Set down the material below word for word, excluding the pictures.

[Saved data entries]
|---|

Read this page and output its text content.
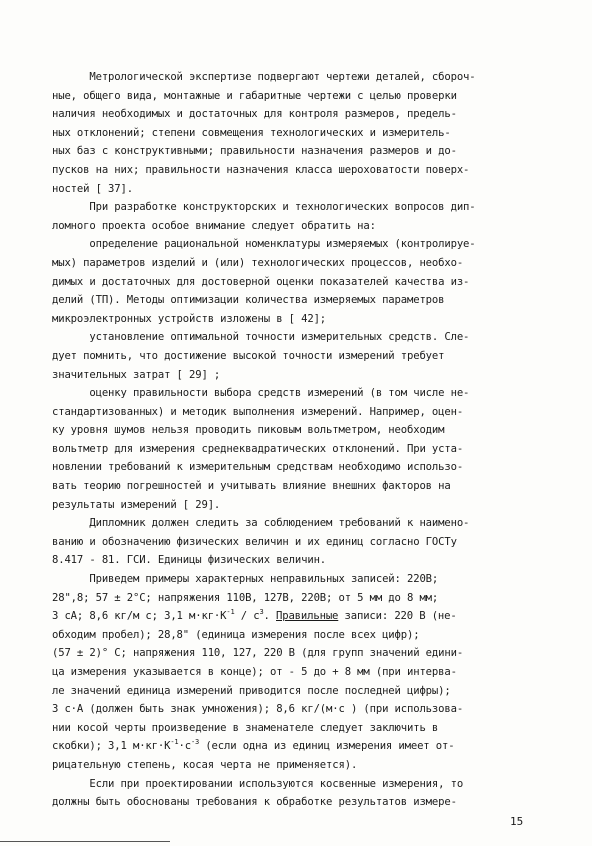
Метрологической экспертизе подвергают чертежи деталей, сбороч-
ные, общего вида, монтажные и габаритные чертежи с целью проверки
наличия необходимых и достаточных для контроля размеров, предель-
ных отклонений; степени совмещения технологических и измеритель-
ных баз с конструктивными; правильности назначения размеров и до-
пусков на них; правильности назначения класса шероховатости поверх-
ностей [ 37].
При разработке конструкторских и технологических вопросов дип-
ломного проекта особое внимание следует обратить на:
определение рациональной номенклатуры измеряемых (контролируе-
мых) параметров изделий и (или) технологических процессов, необхо-
димых и достаточных для достоверной оценки показателей качества из-
делий (ТП). Методы оптимизации количества измеряемых параметров
микроэлектронных устройств изложены в [ 42];
установление оптимальной точности измерительных средств. Сле-
дует помнить, что достижение высокой точности измерений требует
значительных затрат [ 29] ;
оценку правильности выбора средств измерений (в том числе не-
стандартизованных) и методик выполнения измерений. Например, оцен-
ку уровня шумов нельзя проводить пиковым вольтметром, необходим
вольтметр для измерения среднеквадратических отклонений. При уста-
новлении требований к измерительным средствам необходимо использо-
вать теорию погрешностей и учитывать влияние внешних факторов на
результаты измерений [ 29].
Дипломник должен следить за соблюдением требований к наимено-
ванию и обозначению физических величин и их единиц согласно ГОСТу
8.417 - 81. ГСИ. Единицы физических величин.
Приведем примеры характерных неправильных записей: 220В;
28",8; 57 ± 2°С; напряжения 110В, 127В, 220В; от 5 мм до 8 мм;
3 сА; 8,6 кг/м с; 3,1 $м\cdot кг\cdot К^{-1} / с^3$. Правильные записи: 220 В (не-
обходим пробел); 28,8" (единица измерения после всех цифр);
(57 ± 2)° С; напряжения 110, 127, 220 В (для групп значений едини-
ца измерения указывается в конце); от - 5 до + 8 мм (при интерва-
ле значений единица измерений приводится после последней цифры);
3 с·А (должен быть знак умножения); 8,6 кг/(м·с ) (при использова-
нии косой черты произведение в знаменателе следует заключить в
скобки); 3,1 $м\cdot кг\cdot К^{-1}\cdot с^{-3}$ (если одна из единиц измерения имеет от-
рицательную степень, косая черта не применяется).
Если при проектировании используются косвенные измерения, то
должны быть обоснованы требования к обработке результатов измере-
15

|---|

▶ EXPECTED ANSWER:
Read this page and output its text content.
Метрологической экспертизе подвергают чертежи деталей, сбороч-
ные, общего вида, монтажные и габаритные чертежи с целью проверки
наличия необходимых и достаточных для контроля размеров, предель-
ных отклонений; степени совмещения технологических и измеритель-
ных баз с конструктивными; правильности назначения размеров и до-
пусков на них; правильности назначения класса шероховатости поверх-
ностей [ 37].
При разработке конструкторских и технологических вопросов дип-
ломного проекта особое внимание следует обратить на:
определение рациональной номенклатуры измеряемых (контролируе-
мых) параметров изделий и (или) технологических процессов, необхо-
димых и достаточных для достоверной оценки показателей качества из-
делий (ТП). Методы оптимизации количества измеряемых параметров
микроэлектронных устройств изложены в [ 42];
установление оптимальной точности измерительных средств. Сле-
дует помнить, что достижение высокой точности измерений требует
значительных затрат [ 29] ;
оценку правильности выбора средств измерений (в том числе не-
стандартизованных) и методик выполнения измерений. Например, оцен-
ку уровня шумов нельзя проводить пиковым вольтметром, необходим
вольтметр для измерения среднеквадратических отклонений. При уста-
новлении требований к измерительным средствам необходимо использо-
вать теорию погрешностей и учитывать влияние внешних факторов на
результаты измерений [ 29].
Дипломник должен следить за соблюдением требований к наимено-
ванию и обозначению физических величин и их единиц согласно ГОСТу
8.417 - 81. ГСИ. Единицы физических величин.
Приведем примеры характерных неправильных записей: 220В;
28",8; 57 ± 2°С; напряжения 110В, 127В, 220В; от 5 мм до 8 мм;
3 сА; 8,6 кг/м с; 3,1 $м\cdot кг\cdot К^{-1} / с^3$. Правильные записи: 220 В (не-
обходим пробел); 28,8" (единица измерения после всех цифр);
(57 ± 2)° С; напряжения 110, 127, 220 В (для групп значений едини-
ца измерения указывается в конце); от - 5 до + 8 мм (при интерва-
ле значений единица измерений приводится после последней цифры);
3 с·А (должен быть знак умножения); 8,6 кг/(м·с ) (при использова-
нии косой черты произведение в знаменателе следует заключить в
скобки); 3,1 $м\cdot кг\cdot К^{-1}\cdot с^{-3}$ (если одна из единиц измерения имеет от-
рицательную степень, косая черта не применяется).
Если при проектировании используются косвенные измерения, то
должны быть обоснованы требования к обработке результатов измере-
15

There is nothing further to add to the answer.